- [Stated task]:
Extract each line of the material that follows exactly and omit its pictures.

Dataset records
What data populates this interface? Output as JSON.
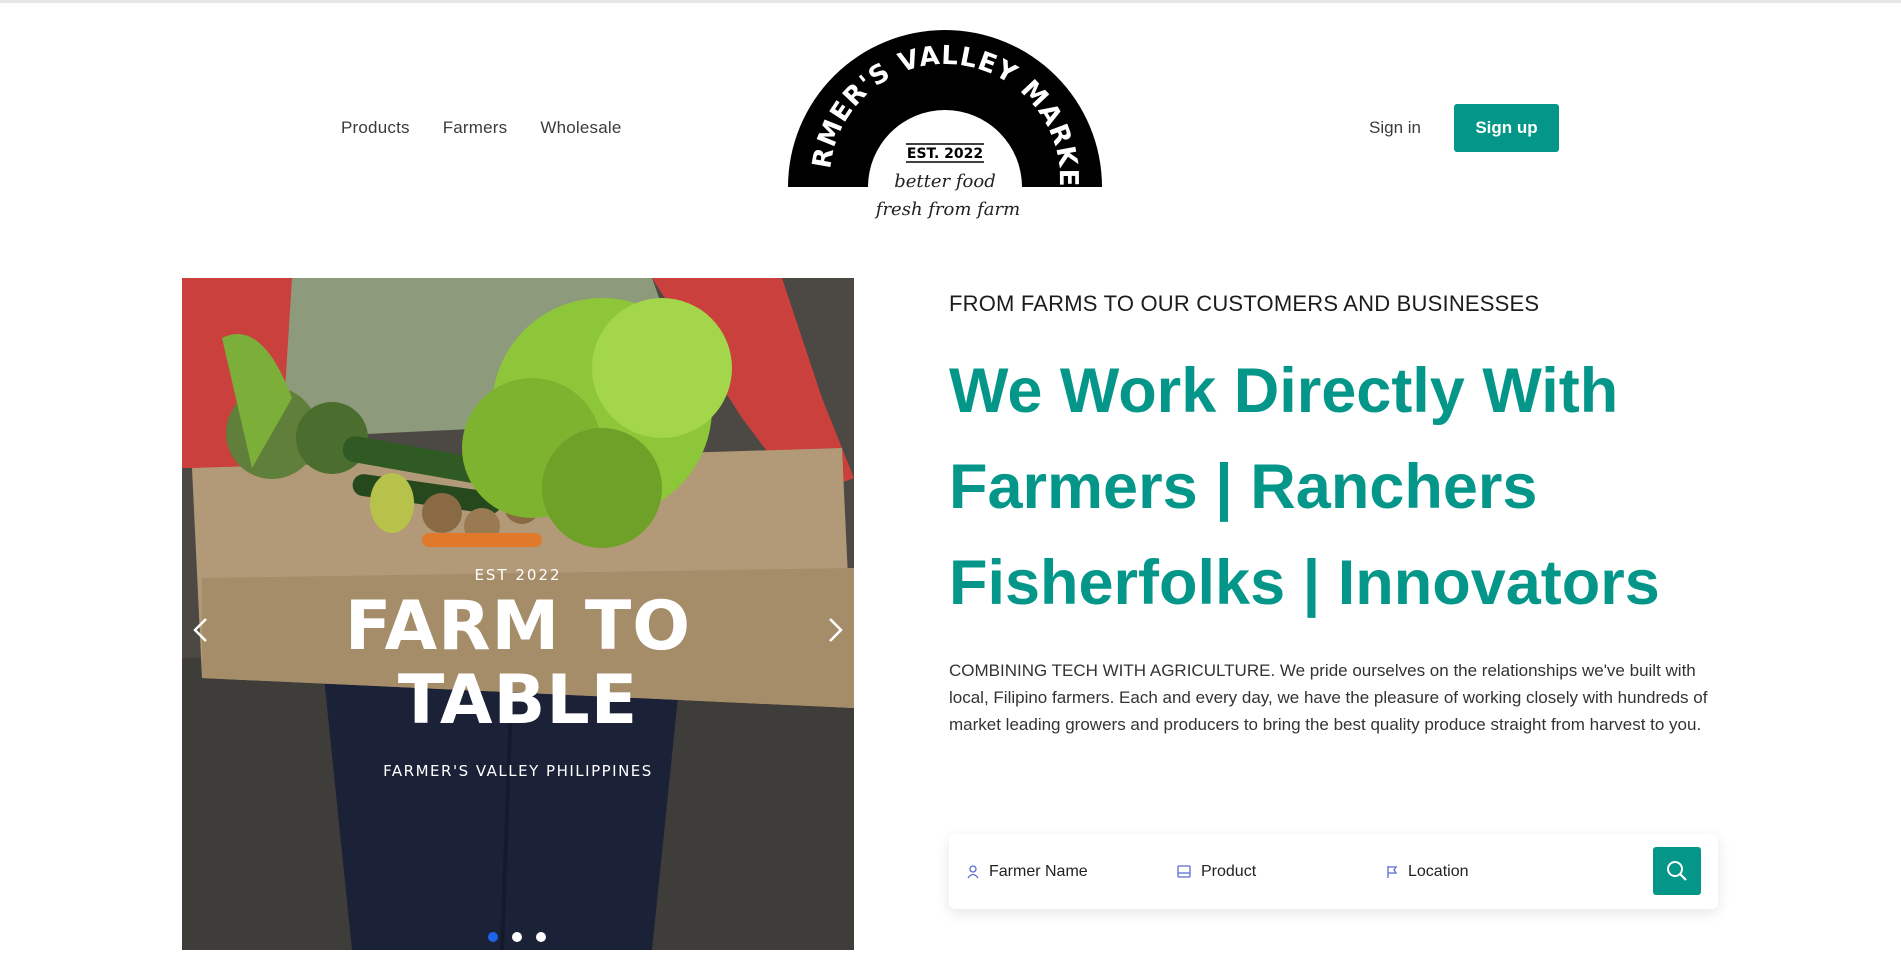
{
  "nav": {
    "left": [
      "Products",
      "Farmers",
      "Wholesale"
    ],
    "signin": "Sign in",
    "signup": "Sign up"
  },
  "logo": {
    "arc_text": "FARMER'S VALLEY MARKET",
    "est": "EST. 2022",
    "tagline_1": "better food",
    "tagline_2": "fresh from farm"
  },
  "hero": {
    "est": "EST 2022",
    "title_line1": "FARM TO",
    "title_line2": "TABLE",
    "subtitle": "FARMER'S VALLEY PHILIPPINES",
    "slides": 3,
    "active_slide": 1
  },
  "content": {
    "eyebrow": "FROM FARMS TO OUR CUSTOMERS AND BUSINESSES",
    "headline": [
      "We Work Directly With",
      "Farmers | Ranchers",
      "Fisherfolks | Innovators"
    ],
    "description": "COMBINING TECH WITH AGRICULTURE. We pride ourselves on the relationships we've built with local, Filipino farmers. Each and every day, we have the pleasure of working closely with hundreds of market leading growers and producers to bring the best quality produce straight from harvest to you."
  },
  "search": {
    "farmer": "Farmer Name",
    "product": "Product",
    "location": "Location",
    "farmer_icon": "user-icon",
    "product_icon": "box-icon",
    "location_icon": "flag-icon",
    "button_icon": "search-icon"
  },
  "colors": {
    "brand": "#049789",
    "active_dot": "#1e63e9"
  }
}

- [Solution to this exercise]:
What data populates this interface? Output as JSON.
{
  "nav": {
    "left": [
      "Products",
      "Farmers",
      "Wholesale"
    ],
    "signin": "Sign in",
    "signup": "Sign up"
  },
  "logo": {
    "arc_text": "FARMER'S VALLEY MARKET",
    "est": "EST. 2022",
    "tagline_1": "better food",
    "tagline_2": "fresh from farm"
  },
  "hero": {
    "est": "EST 2022",
    "title_line1": "FARM TO",
    "title_line2": "TABLE",
    "subtitle": "FARMER'S VALLEY PHILIPPINES",
    "slides": 3,
    "active_slide": 1
  },
  "content": {
    "eyebrow": "FROM FARMS TO OUR CUSTOMERS AND BUSINESSES",
    "headline": [
      "We Work Directly With",
      "Farmers | Ranchers",
      "Fisherfolks | Innovators"
    ],
    "description": "COMBINING TECH WITH AGRICULTURE. We pride ourselves on the relationships we've built with local, Filipino farmers. Each and every day, we have the pleasure of working closely with hundreds of market leading growers and producers to bring the best quality produce straight from harvest to you."
  },
  "search": {
    "farmer": "Farmer Name",
    "product": "Product",
    "location": "Location",
    "farmer_icon": "user-icon",
    "product_icon": "box-icon",
    "location_icon": "flag-icon",
    "button_icon": "search-icon"
  },
  "colors": {
    "brand": "#049789",
    "active_dot": "#1e63e9"
  }
}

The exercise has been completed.